* **Information given**
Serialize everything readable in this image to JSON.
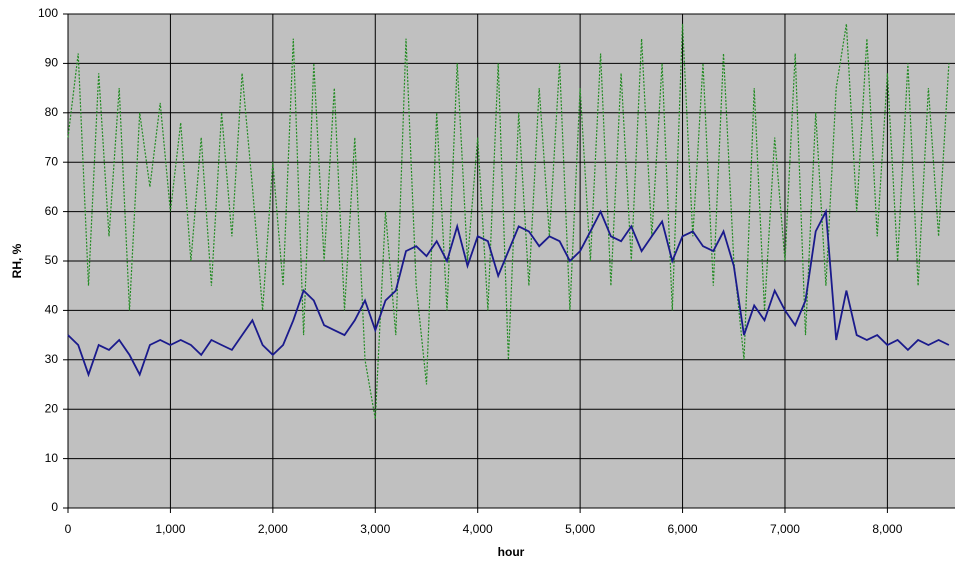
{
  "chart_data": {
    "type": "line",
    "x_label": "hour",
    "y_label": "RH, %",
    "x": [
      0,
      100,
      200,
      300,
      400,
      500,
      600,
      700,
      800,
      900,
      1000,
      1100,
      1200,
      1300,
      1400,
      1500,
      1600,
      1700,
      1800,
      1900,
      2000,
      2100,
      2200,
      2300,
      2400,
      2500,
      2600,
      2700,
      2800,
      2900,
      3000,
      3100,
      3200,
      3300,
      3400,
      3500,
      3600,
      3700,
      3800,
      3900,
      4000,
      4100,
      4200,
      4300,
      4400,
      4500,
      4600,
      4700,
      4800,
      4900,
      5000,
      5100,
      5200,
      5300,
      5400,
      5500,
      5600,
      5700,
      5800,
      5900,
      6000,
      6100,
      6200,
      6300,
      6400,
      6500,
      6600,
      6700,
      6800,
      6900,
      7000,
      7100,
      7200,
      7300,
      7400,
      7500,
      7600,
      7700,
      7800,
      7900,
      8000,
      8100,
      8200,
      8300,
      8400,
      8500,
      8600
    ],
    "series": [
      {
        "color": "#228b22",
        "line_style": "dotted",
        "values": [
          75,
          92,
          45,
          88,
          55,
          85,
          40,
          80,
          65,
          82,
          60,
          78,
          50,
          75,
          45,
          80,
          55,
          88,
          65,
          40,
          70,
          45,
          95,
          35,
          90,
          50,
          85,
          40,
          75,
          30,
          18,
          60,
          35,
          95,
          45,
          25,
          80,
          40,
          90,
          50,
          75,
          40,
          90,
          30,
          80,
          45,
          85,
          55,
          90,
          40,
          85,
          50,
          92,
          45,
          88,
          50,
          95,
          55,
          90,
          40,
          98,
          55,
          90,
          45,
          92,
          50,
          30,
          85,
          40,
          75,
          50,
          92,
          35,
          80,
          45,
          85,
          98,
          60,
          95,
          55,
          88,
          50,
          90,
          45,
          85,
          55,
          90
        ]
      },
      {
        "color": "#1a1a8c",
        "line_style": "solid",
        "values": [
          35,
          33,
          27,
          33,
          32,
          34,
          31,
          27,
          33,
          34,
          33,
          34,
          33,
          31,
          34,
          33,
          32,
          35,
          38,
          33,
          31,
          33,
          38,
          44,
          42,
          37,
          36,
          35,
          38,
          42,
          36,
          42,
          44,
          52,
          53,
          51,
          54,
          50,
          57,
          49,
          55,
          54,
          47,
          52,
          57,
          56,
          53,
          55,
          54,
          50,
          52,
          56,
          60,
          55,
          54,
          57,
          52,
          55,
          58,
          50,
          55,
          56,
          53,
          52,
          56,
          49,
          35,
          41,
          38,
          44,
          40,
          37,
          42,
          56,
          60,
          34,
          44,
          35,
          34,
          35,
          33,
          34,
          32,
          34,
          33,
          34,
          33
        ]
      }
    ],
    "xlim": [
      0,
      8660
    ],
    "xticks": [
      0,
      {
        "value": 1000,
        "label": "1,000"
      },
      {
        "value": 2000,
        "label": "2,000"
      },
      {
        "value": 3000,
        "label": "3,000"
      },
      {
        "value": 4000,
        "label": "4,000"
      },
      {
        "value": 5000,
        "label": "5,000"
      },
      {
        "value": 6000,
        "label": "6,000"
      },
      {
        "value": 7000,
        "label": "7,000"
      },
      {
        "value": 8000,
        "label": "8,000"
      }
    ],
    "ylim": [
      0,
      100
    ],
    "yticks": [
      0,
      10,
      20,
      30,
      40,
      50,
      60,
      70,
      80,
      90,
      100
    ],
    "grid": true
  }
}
--
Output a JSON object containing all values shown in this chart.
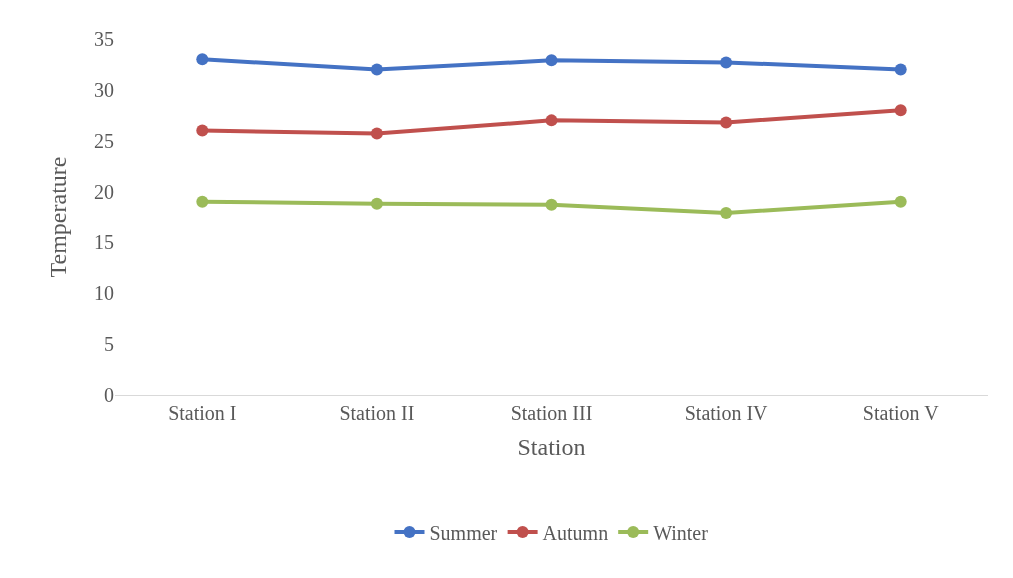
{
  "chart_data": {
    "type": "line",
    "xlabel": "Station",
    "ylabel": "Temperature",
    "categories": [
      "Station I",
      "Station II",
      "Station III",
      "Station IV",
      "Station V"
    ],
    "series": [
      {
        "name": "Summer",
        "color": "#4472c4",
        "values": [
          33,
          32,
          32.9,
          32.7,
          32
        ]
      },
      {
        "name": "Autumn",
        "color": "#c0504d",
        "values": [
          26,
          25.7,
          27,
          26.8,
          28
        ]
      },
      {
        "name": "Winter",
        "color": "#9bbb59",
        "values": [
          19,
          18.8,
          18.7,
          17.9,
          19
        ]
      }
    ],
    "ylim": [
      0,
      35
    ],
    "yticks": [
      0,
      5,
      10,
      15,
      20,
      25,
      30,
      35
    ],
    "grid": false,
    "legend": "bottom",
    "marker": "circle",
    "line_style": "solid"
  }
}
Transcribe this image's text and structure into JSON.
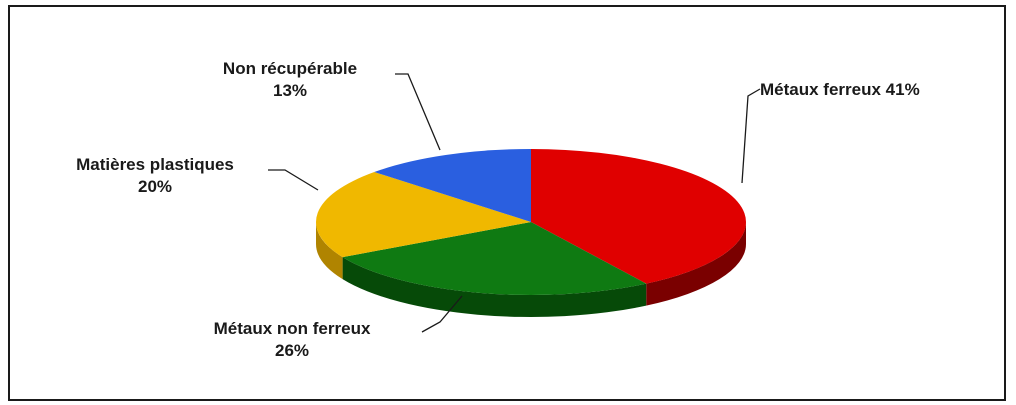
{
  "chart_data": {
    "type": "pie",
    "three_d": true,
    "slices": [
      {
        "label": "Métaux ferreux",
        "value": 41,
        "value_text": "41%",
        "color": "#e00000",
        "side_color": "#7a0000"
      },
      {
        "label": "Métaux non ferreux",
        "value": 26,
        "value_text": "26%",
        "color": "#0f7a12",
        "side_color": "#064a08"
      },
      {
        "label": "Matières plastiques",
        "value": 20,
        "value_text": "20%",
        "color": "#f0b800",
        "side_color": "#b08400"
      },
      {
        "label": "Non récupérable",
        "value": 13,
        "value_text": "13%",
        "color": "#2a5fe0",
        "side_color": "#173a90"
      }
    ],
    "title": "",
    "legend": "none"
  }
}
---
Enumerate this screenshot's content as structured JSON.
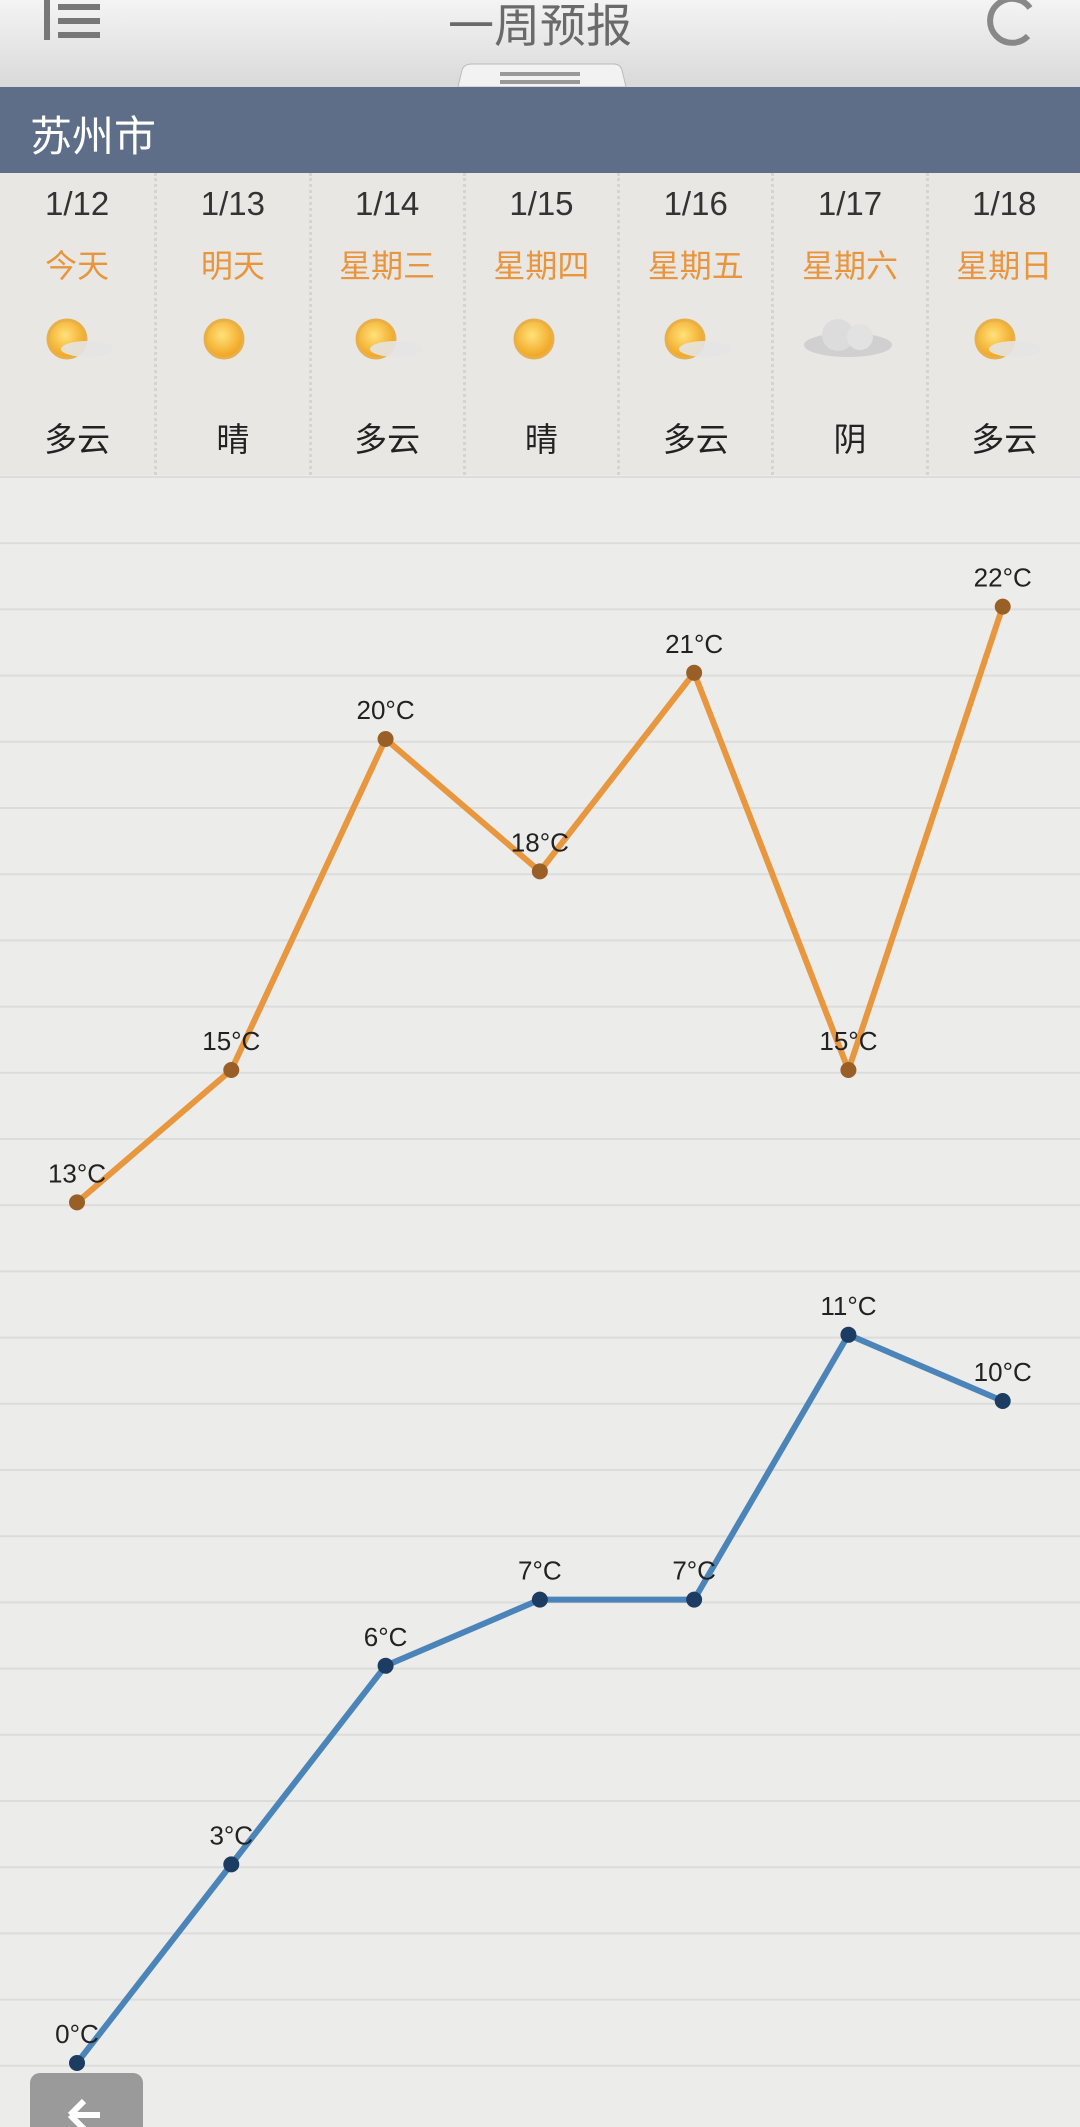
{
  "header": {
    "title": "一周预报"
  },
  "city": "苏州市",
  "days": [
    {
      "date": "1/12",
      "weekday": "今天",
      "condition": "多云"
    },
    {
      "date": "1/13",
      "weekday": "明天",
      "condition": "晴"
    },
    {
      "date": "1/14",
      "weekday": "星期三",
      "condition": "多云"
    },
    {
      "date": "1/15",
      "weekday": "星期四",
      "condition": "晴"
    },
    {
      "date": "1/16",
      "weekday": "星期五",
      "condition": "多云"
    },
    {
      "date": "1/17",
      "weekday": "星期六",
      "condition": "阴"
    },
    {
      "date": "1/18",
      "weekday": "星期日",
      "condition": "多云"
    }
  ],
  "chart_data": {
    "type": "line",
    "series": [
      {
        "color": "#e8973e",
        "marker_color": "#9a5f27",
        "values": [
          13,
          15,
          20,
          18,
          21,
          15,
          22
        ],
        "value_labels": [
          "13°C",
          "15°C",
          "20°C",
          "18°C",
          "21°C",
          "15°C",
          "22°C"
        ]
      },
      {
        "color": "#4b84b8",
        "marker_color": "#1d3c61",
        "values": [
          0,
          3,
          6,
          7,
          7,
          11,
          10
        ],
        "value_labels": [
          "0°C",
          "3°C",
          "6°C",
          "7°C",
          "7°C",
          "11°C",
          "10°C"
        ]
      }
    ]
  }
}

* **What is required**
Of the lines in the material above, state how many contain the string "weekday"; give no other text.

* **Solution to the exercise**
7